═════ Passage ═════
Life is full of hugely popular things that I do not fully understand. Flight, for example. Or organized religion. Escalators, too, if I have to be honest. (“Where do the stairs go?” I wonder, but I digress.) Add another example to that list: the immensely popular cat-and-a-few-hundred-mice show The Blacklist, which boasts the distinct title of being one of the most watched shows on Netflix.

Consider, if you will, the fact that during peak hours Netflix hogs approximately 35% of the bandwidth of US internet. The Blacklist is about 3.5% of Netflix’s bandwidth at any given time (sharing that dubious honor with kid-friendly princess-fest Once Upon A Time, which holds roughly the same viewership.) This means that, during peak hours, The Blacklist accounts for around 1% of US internet bandwidth (!).

The Blacklist, for the uninitiated, centers around the merry hijinx of James Spader as Raymond “Red” Reddington, who at the very beginning of the pilot episode turns himself in to the FBI. He then requests that he only speak to a fledgling FBI agent Elizabeth Keen. This may sound a little bit Silence Of The Lambs and, in The Blacklist‘s best moments, it’s clear that they’re aiming towards that. But then there’s the problem of what the show is aiming for and what actually takes place on screen.

It would be very easy to knock actress Megan Boone for her portrayal of Elizabeth Keen. So I will. (Sorry, Megan.) She initially gives the character what seems to be a Minnesotan accent that disappears around the third episode. While it would be completely remiss to dismiss her entire performance based on a wandering accent, one has to wonder what isn’t being translated between her performance — which flits between near late-period Nick Nolte levels of loucheness and small-child-on-a-long-car-ride-needing-the-bathroom levels of urgency — and the editing room. Megan’s performance might shine in other circumstances, really, something is way lost between what she puts out there and what actually ends up on the screen.

James Spader is the real draw here, and the show knows that, with his throw-pillow faced mug plastered on hundreds of subway signs and major billboards across real life Manhattan. He spends half his time locked up in a giant metal cube and the other half of his time galavanting around wearing an array of jaunty hats. His performance is downright rude. He doesn’t seem to care if you’re watching the show intently or whether you happen to have him on in the background; James Spader was always good at playing a winking, knowing version of “aloof” throughout his career, but here he might as well be taking a hammer to what’s left of the fourth wall. There are times when Spader seems to know that the show is falling apart around him so he does what can best be described as burping the show: like a skilled babysitter, he puts the entire series on his shoulder and pats it’s back and tells it everything is going to be alright.

It’s an honestly impressive feat, sort of like watching Johnny Carson successfully interview a burrito. James stops short of blowing raspberries on your stomach and jiggling his keys in front of your face, but you get the point. James Spader couldn’t be phoning it in more if he was standing in an actual phone booth quoting E.T.’s lines from E.T., but it’s all forgiven as all you can do is stare back in childlike wonder at him as he puts you to bed and tells you a story about catching a lot of bad guys.

Oh, the bad guys. There’s apparently hundreds of them and they all have silly names like “The Courier” and “The Stewmaker” which also double as episode names. One can only wonder if in later seasons they’ll resort to “The Butcher” (obviously) “The Baker” (yeah) and “The Candlestick Maker” (because fuck you). It gives the whole series the air of a bedtime story made up by a someone skimming the Yellow Pages for inspiration.
═════
- [Requirement a]:
Answer these questions from the Blacklist review:
(i) What share of Netflix's bandwidth does The Blacklist take up at any given time?
(ii) Whom does Raymond "Red" Reddington ask to speak to after turning himself in to the FBI?
(iii) Which two villain names does the review give as examples that double as episode names?
═════ Material ═════
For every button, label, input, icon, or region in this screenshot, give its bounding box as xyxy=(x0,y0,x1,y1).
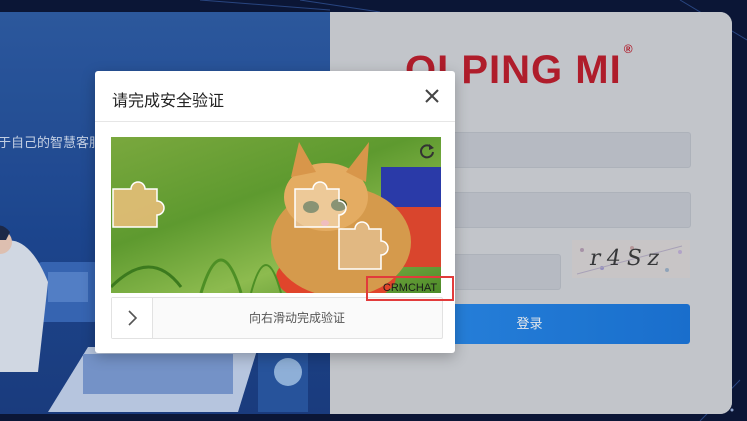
═════
═════ Material ═════
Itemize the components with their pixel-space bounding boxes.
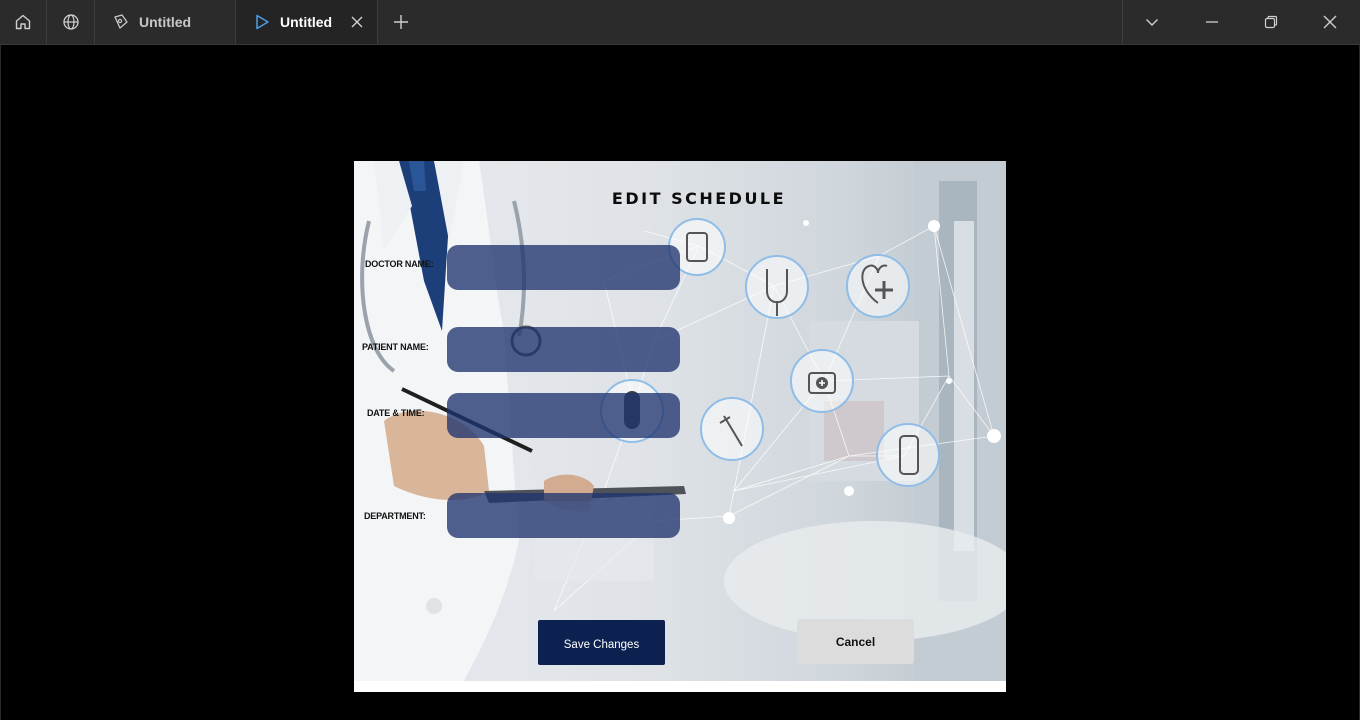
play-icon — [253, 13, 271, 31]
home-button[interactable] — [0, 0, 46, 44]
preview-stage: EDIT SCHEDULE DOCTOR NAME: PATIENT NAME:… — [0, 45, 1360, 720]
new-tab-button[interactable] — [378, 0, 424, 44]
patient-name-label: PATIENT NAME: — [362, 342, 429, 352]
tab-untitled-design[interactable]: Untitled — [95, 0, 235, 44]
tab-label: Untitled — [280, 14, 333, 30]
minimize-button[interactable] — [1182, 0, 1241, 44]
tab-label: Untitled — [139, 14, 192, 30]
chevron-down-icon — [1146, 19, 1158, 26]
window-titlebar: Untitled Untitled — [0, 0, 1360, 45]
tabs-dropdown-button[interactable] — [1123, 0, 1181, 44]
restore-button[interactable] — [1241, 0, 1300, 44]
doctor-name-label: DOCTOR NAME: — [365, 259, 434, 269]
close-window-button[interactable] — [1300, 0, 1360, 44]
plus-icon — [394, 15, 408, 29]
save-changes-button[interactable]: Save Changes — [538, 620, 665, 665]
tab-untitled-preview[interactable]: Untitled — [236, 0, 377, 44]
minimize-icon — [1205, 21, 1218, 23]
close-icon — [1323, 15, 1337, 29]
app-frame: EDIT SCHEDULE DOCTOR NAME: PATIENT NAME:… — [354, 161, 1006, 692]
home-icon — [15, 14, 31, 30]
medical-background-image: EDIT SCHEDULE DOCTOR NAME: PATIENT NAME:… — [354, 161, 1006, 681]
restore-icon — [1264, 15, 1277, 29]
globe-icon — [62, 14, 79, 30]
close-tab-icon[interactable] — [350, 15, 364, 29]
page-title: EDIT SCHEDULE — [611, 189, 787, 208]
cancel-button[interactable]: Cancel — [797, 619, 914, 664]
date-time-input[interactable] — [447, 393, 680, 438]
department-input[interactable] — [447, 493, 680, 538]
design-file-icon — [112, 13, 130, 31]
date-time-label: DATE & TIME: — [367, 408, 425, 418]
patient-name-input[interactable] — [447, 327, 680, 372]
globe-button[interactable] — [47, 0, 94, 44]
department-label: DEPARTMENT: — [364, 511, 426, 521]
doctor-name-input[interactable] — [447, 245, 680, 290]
═════
- [Requirement b]:
Transcribe the records verbatim, starting at the line containing "Itemize the components" and ending at the line containing "globe-icon — [62, 14, 79, 30]". Omit the picture.

- [Full solution a]:
(i) About 3.5%.
(ii) Elizabeth Keen, a fledgling FBI agent.
(iii) "The Courier" and "The Stewmaker".

- [Full solution b]:
Itemize the components with their pixel-space bounding boxes.
play-icon — [253, 13, 271, 31]
home-button[interactable] — [0, 0, 46, 44]
preview-stage: EDIT SCHEDULE DOCTOR NAME: PATIENT NAME:… — [0, 45, 1360, 720]
new-tab-button[interactable] — [378, 0, 424, 44]
patient-name-label: PATIENT NAME: — [362, 342, 429, 352]
tab-untitled-design[interactable]: Untitled — [95, 0, 235, 44]
tab-label: Untitled — [280, 14, 333, 30]
minimize-button[interactable] — [1182, 0, 1241, 44]
tab-label: Untitled — [139, 14, 192, 30]
chevron-down-icon — [1146, 19, 1158, 26]
window-titlebar: Untitled Untitled — [0, 0, 1360, 45]
tabs-dropdown-button[interactable] — [1123, 0, 1181, 44]
restore-button[interactable] — [1241, 0, 1300, 44]
doctor-name-label: DOCTOR NAME: — [365, 259, 434, 269]
close-window-button[interactable] — [1300, 0, 1360, 44]
plus-icon — [394, 15, 408, 29]
save-changes-button[interactable]: Save Changes — [538, 620, 665, 665]
tab-untitled-preview[interactable]: Untitled — [236, 0, 377, 44]
minimize-icon — [1205, 21, 1218, 23]
close-icon — [1323, 15, 1337, 29]
app-frame: EDIT SCHEDULE DOCTOR NAME: PATIENT NAME:… — [354, 161, 1006, 692]
home-icon — [15, 14, 31, 30]
medical-background-image: EDIT SCHEDULE DOCTOR NAME: PATIENT NAME:… — [354, 161, 1006, 681]
restore-icon — [1264, 15, 1277, 29]
globe-icon — [62, 14, 79, 30]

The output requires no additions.